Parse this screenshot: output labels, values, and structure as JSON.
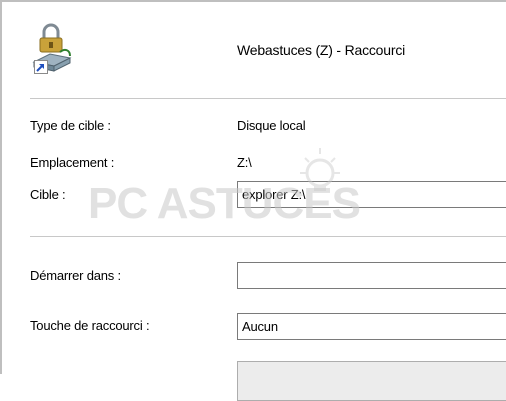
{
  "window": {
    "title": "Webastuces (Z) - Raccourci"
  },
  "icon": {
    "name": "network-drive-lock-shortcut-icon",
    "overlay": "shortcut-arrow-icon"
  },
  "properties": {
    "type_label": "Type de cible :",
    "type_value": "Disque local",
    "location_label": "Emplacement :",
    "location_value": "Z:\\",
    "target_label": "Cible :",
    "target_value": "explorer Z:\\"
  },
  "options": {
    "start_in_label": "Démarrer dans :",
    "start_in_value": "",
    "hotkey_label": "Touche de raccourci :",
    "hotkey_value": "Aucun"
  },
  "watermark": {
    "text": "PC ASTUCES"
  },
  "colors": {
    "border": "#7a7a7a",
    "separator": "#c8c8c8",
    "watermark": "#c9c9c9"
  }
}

----

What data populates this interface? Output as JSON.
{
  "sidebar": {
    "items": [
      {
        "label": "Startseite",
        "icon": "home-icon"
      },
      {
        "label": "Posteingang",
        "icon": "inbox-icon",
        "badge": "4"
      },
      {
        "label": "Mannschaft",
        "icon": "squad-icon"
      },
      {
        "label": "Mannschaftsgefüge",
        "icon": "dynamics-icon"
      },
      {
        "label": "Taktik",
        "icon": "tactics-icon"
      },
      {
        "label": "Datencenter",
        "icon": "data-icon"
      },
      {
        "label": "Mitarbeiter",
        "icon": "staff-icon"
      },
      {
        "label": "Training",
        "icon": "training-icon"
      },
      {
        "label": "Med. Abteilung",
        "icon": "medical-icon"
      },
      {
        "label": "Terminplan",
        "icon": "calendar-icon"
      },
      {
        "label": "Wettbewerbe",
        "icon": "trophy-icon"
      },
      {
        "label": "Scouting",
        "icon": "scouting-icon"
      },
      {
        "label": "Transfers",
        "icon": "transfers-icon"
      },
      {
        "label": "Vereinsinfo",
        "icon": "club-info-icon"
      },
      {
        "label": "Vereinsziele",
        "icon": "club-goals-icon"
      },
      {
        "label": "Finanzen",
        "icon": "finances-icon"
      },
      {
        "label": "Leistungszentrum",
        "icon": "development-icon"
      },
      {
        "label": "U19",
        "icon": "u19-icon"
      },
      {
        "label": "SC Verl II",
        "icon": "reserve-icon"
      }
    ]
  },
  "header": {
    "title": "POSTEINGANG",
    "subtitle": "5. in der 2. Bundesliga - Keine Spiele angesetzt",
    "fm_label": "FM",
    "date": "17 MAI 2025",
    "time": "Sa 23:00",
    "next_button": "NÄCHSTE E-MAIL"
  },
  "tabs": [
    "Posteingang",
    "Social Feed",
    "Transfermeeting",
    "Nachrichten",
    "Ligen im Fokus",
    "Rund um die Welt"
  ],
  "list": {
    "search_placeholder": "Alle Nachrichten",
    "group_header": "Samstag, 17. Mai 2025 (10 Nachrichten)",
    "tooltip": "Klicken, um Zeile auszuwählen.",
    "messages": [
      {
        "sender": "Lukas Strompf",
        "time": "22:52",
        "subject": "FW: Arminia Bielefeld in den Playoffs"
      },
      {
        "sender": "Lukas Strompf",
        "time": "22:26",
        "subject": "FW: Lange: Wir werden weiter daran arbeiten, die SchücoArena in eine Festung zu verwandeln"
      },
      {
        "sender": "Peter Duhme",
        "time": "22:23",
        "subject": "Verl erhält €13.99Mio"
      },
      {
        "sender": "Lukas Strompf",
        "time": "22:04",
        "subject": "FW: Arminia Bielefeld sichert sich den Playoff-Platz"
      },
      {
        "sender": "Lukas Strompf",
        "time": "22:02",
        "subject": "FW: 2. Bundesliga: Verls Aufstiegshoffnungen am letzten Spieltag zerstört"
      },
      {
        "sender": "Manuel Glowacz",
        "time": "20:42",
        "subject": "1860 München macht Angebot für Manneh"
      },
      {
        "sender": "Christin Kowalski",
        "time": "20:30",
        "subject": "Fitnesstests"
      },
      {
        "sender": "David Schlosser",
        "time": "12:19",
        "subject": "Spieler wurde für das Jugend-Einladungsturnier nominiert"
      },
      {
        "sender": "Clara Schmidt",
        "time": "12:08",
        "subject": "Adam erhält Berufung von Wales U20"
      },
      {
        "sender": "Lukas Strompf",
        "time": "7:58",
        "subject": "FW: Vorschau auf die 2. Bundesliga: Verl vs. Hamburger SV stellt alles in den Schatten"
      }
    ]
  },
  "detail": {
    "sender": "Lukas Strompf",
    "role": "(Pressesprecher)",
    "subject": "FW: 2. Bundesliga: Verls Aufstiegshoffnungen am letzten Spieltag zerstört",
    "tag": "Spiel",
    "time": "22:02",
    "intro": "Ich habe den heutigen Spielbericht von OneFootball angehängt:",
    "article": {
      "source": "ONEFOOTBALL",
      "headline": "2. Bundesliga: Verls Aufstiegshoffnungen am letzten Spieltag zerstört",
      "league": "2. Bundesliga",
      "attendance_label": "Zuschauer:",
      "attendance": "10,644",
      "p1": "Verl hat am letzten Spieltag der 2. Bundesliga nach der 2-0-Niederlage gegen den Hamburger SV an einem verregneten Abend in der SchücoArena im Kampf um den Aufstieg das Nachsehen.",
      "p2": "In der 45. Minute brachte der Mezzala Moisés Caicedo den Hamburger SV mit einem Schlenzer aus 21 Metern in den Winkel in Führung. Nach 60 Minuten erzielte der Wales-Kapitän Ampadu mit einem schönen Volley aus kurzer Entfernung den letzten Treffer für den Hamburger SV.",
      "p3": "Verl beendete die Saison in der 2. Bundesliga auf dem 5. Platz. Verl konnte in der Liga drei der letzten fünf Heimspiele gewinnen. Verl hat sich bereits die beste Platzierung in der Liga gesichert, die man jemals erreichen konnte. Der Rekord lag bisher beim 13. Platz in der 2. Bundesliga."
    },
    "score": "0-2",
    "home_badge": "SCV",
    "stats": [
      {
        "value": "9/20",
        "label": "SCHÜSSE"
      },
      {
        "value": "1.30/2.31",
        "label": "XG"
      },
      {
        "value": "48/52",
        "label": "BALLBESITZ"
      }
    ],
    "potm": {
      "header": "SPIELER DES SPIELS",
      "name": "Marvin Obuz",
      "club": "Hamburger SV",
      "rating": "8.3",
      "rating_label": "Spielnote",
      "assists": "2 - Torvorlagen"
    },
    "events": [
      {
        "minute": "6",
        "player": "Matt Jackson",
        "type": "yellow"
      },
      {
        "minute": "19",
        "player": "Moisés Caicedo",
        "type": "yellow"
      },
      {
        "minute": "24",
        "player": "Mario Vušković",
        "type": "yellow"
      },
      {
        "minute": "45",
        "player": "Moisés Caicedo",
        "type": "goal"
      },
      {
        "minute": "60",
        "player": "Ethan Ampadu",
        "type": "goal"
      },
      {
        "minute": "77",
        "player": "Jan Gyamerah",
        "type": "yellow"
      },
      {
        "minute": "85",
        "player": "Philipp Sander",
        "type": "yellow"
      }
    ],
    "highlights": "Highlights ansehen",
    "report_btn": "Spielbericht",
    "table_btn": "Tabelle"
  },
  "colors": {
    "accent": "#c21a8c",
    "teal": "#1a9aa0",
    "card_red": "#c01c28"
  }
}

----

#### [Stated problem]
Report back each line of the entries that holds the string "JSON".

#### [Final answer]
Parse this screenshot: output labels, values, and structure as JSON.
What data populates this interface? Output as JSON.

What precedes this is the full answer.